Retype all the entries word for word, but omit the pictures.
########################################
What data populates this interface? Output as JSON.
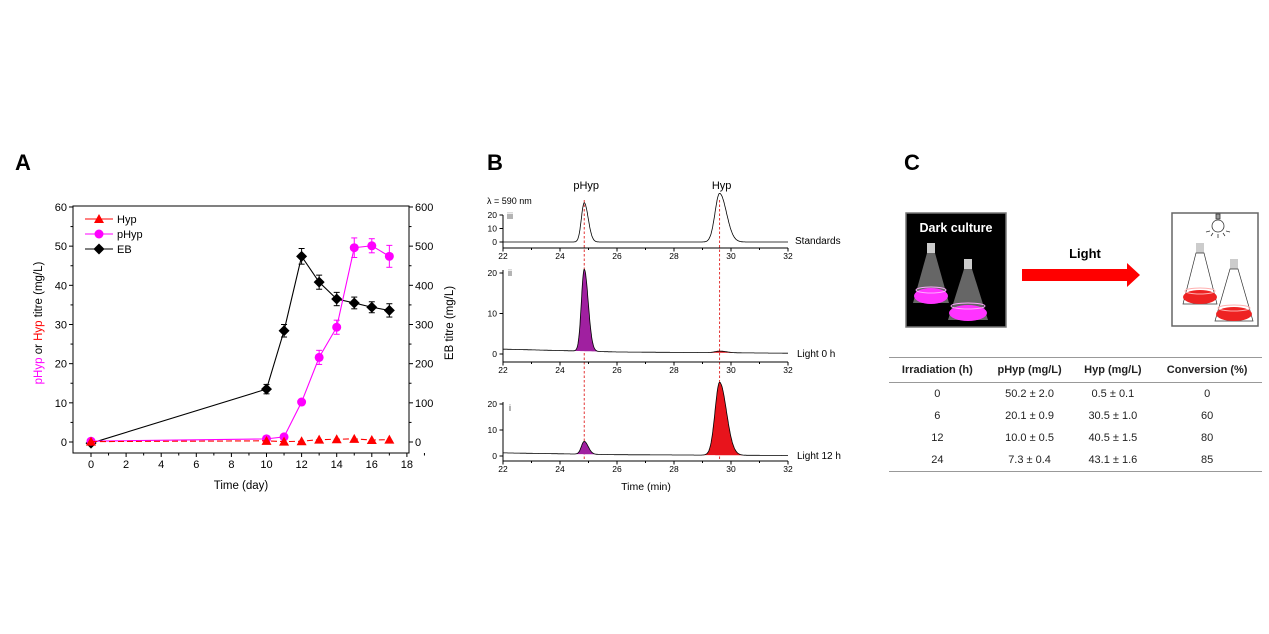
{
  "panel_labels": {
    "a": "A",
    "b": "B",
    "c": "C"
  },
  "chart_data": [
    {
      "panel": "A",
      "type": "line",
      "xlabel": "Time (day)",
      "ylabel_parts": [
        {
          "text": "pHyp",
          "color": "#ff00ff"
        },
        {
          "text": " or ",
          "color": "#000000"
        },
        {
          "text": "Hyp",
          "color": "#ff0000"
        },
        {
          "text": " titre (mg/L)",
          "color": "#000000"
        }
      ],
      "y2label": "EB titre (mg/L)",
      "xlim": [
        -1,
        18
      ],
      "ylim": [
        -2.8,
        60
      ],
      "y2lim": [
        -28,
        600
      ],
      "xticks": [
        "0",
        "2",
        "4",
        "6",
        "8",
        "10",
        "12",
        "14",
        "16",
        "18"
      ],
      "yticks": [
        "0",
        "10",
        "20",
        "30",
        "40",
        "50",
        "60"
      ],
      "y2ticks": [
        "0",
        "100",
        "200",
        "300",
        "400",
        "500",
        "600"
      ],
      "legend": "top-left",
      "grid": false,
      "series": [
        {
          "name": "Hyp",
          "axis": "left",
          "color": "#ff0000",
          "marker": "triangle",
          "x": [
            0,
            10,
            11,
            12,
            13,
            14,
            15,
            16,
            17
          ],
          "y": [
            0.1,
            0.3,
            0.1,
            0.2,
            0.6,
            0.7,
            0.8,
            0.5,
            0.6
          ],
          "err": [
            0,
            0,
            0,
            0,
            0,
            0,
            0,
            0,
            0
          ]
        },
        {
          "name": "pHyp",
          "axis": "left",
          "color": "#ff00ff",
          "marker": "circle",
          "x": [
            0,
            10,
            11,
            12,
            13,
            14,
            15,
            16,
            17
          ],
          "y": [
            0.2,
            0.8,
            1.3,
            10.2,
            21.6,
            29.3,
            49.6,
            50.1,
            47.4
          ],
          "err": [
            0,
            0.3,
            0.3,
            0.5,
            1.8,
            1.8,
            2.5,
            1.8,
            2.8
          ]
        },
        {
          "name": "EB",
          "axis": "right",
          "color": "#000000",
          "marker": "diamond",
          "x": [
            0,
            10,
            11,
            12,
            13,
            14,
            15,
            16,
            17
          ],
          "y": [
            -3,
            135,
            284,
            474,
            408,
            365,
            355,
            344,
            336
          ],
          "err": [
            0,
            12,
            16,
            20,
            18,
            17,
            15,
            14,
            17
          ]
        }
      ]
    },
    {
      "panel": "B",
      "type": "line",
      "xlabel": "Time (min)",
      "annotation": "λ = 590 nm",
      "xlim": [
        22,
        32
      ],
      "xticks": [
        "22",
        "24",
        "26",
        "28",
        "30",
        "32"
      ],
      "peak_labels": [
        {
          "text": "pHyp",
          "rt": 24.85
        },
        {
          "text": "Hyp",
          "rt": 29.6
        }
      ],
      "reference_lines_rt": [
        24.85,
        29.6
      ],
      "traces": [
        {
          "id": "iii",
          "name": "Standards",
          "yticks": [
            "0",
            "10",
            "20"
          ],
          "ylim": [
            -4,
            25
          ],
          "filled": false,
          "baseline": [
            [
              22,
              0
            ],
            [
              32,
              0
            ]
          ],
          "peaks": [
            {
              "rt": 24.85,
              "height": 29,
              "color": "#000000"
            },
            {
              "rt": 29.6,
              "height": 36,
              "color": "#000000"
            }
          ]
        },
        {
          "id": "ii",
          "name": "Light 0 h",
          "yticks": [
            "0",
            "10",
            "20"
          ],
          "ylim": [
            -2,
            21
          ],
          "filled": true,
          "baseline": [
            [
              22,
              1.2
            ],
            [
              26,
              0.5
            ],
            [
              32,
              0.2
            ]
          ],
          "peaks": [
            {
              "rt": 24.85,
              "height": 20.2,
              "color": "#a020a0"
            },
            {
              "rt": 29.6,
              "height": 0.4,
              "color": "#e8141c"
            }
          ]
        },
        {
          "id": "i",
          "name": "Light 12 h",
          "yticks": [
            "0",
            "10",
            "20"
          ],
          "ylim": [
            -2,
            22
          ],
          "filled": true,
          "baseline": [
            [
              22,
              1.2
            ],
            [
              26,
              0.5
            ],
            [
              32,
              0.2
            ]
          ],
          "peaks": [
            {
              "rt": 24.85,
              "height": 4.9,
              "color": "#a020a0"
            },
            {
              "rt": 29.6,
              "height": 28,
              "color": "#e8141c"
            }
          ]
        }
      ]
    }
  ],
  "panel_c": {
    "dark_label": "Dark culture",
    "arrow_label": "Light",
    "colors": {
      "dark_medium": "#ff33ff",
      "light_medium": "#ee2222",
      "arrow": "#ff0000"
    },
    "table": {
      "headers": [
        "Irradiation (h)",
        "pHyp (mg/L)",
        "Hyp (mg/L)",
        "Conversion (%)"
      ],
      "rows": [
        [
          "0",
          "50.2 ± 2.0",
          "0.5 ± 0.1",
          "0"
        ],
        [
          "6",
          "20.1 ± 0.9",
          "30.5 ± 1.0",
          "60"
        ],
        [
          "12",
          "10.0 ± 0.5",
          "40.5 ± 1.5",
          "80"
        ],
        [
          "24",
          "7.3 ± 0.4",
          "43.1 ± 1.6",
          "85"
        ]
      ]
    }
  }
}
########################################
● **The completed task**
What data populates this interface? Output as JSON.
{
  "panel_labels": {
    "a": "A",
    "b": "B",
    "c": "C"
  },
  "chart_data": [
    {
      "panel": "A",
      "type": "line",
      "xlabel": "Time (day)",
      "ylabel_parts": [
        {
          "text": "pHyp",
          "color": "#ff00ff"
        },
        {
          "text": " or ",
          "color": "#000000"
        },
        {
          "text": "Hyp",
          "color": "#ff0000"
        },
        {
          "text": " titre (mg/L)",
          "color": "#000000"
        }
      ],
      "y2label": "EB titre (mg/L)",
      "xlim": [
        -1,
        18
      ],
      "ylim": [
        -2.8,
        60
      ],
      "y2lim": [
        -28,
        600
      ],
      "xticks": [
        "0",
        "2",
        "4",
        "6",
        "8",
        "10",
        "12",
        "14",
        "16",
        "18"
      ],
      "yticks": [
        "0",
        "10",
        "20",
        "30",
        "40",
        "50",
        "60"
      ],
      "y2ticks": [
        "0",
        "100",
        "200",
        "300",
        "400",
        "500",
        "600"
      ],
      "legend": "top-left",
      "grid": false,
      "series": [
        {
          "name": "Hyp",
          "axis": "left",
          "color": "#ff0000",
          "marker": "triangle",
          "x": [
            0,
            10,
            11,
            12,
            13,
            14,
            15,
            16,
            17
          ],
          "y": [
            0.1,
            0.3,
            0.1,
            0.2,
            0.6,
            0.7,
            0.8,
            0.5,
            0.6
          ],
          "err": [
            0,
            0,
            0,
            0,
            0,
            0,
            0,
            0,
            0
          ]
        },
        {
          "name": "pHyp",
          "axis": "left",
          "color": "#ff00ff",
          "marker": "circle",
          "x": [
            0,
            10,
            11,
            12,
            13,
            14,
            15,
            16,
            17
          ],
          "y": [
            0.2,
            0.8,
            1.3,
            10.2,
            21.6,
            29.3,
            49.6,
            50.1,
            47.4
          ],
          "err": [
            0,
            0.3,
            0.3,
            0.5,
            1.8,
            1.8,
            2.5,
            1.8,
            2.8
          ]
        },
        {
          "name": "EB",
          "axis": "right",
          "color": "#000000",
          "marker": "diamond",
          "x": [
            0,
            10,
            11,
            12,
            13,
            14,
            15,
            16,
            17
          ],
          "y": [
            -3,
            135,
            284,
            474,
            408,
            365,
            355,
            344,
            336
          ],
          "err": [
            0,
            12,
            16,
            20,
            18,
            17,
            15,
            14,
            17
          ]
        }
      ]
    },
    {
      "panel": "B",
      "type": "line",
      "xlabel": "Time (min)",
      "annotation": "λ = 590 nm",
      "xlim": [
        22,
        32
      ],
      "xticks": [
        "22",
        "24",
        "26",
        "28",
        "30",
        "32"
      ],
      "peak_labels": [
        {
          "text": "pHyp",
          "rt": 24.85
        },
        {
          "text": "Hyp",
          "rt": 29.6
        }
      ],
      "reference_lines_rt": [
        24.85,
        29.6
      ],
      "traces": [
        {
          "id": "iii",
          "name": "Standards",
          "yticks": [
            "0",
            "10",
            "20"
          ],
          "ylim": [
            -4,
            25
          ],
          "filled": false,
          "baseline": [
            [
              22,
              0
            ],
            [
              32,
              0
            ]
          ],
          "peaks": [
            {
              "rt": 24.85,
              "height": 29,
              "color": "#000000"
            },
            {
              "rt": 29.6,
              "height": 36,
              "color": "#000000"
            }
          ]
        },
        {
          "id": "ii",
          "name": "Light 0 h",
          "yticks": [
            "0",
            "10",
            "20"
          ],
          "ylim": [
            -2,
            21
          ],
          "filled": true,
          "baseline": [
            [
              22,
              1.2
            ],
            [
              26,
              0.5
            ],
            [
              32,
              0.2
            ]
          ],
          "peaks": [
            {
              "rt": 24.85,
              "height": 20.2,
              "color": "#a020a0"
            },
            {
              "rt": 29.6,
              "height": 0.4,
              "color": "#e8141c"
            }
          ]
        },
        {
          "id": "i",
          "name": "Light 12 h",
          "yticks": [
            "0",
            "10",
            "20"
          ],
          "ylim": [
            -2,
            22
          ],
          "filled": true,
          "baseline": [
            [
              22,
              1.2
            ],
            [
              26,
              0.5
            ],
            [
              32,
              0.2
            ]
          ],
          "peaks": [
            {
              "rt": 24.85,
              "height": 4.9,
              "color": "#a020a0"
            },
            {
              "rt": 29.6,
              "height": 28,
              "color": "#e8141c"
            }
          ]
        }
      ]
    }
  ],
  "panel_c": {
    "dark_label": "Dark culture",
    "arrow_label": "Light",
    "colors": {
      "dark_medium": "#ff33ff",
      "light_medium": "#ee2222",
      "arrow": "#ff0000"
    },
    "table": {
      "headers": [
        "Irradiation (h)",
        "pHyp (mg/L)",
        "Hyp (mg/L)",
        "Conversion (%)"
      ],
      "rows": [
        [
          "0",
          "50.2 ± 2.0",
          "0.5 ± 0.1",
          "0"
        ],
        [
          "6",
          "20.1 ± 0.9",
          "30.5 ± 1.0",
          "60"
        ],
        [
          "12",
          "10.0 ± 0.5",
          "40.5 ± 1.5",
          "80"
        ],
        [
          "24",
          "7.3 ± 0.4",
          "43.1 ± 1.6",
          "85"
        ]
      ]
    }
  }
}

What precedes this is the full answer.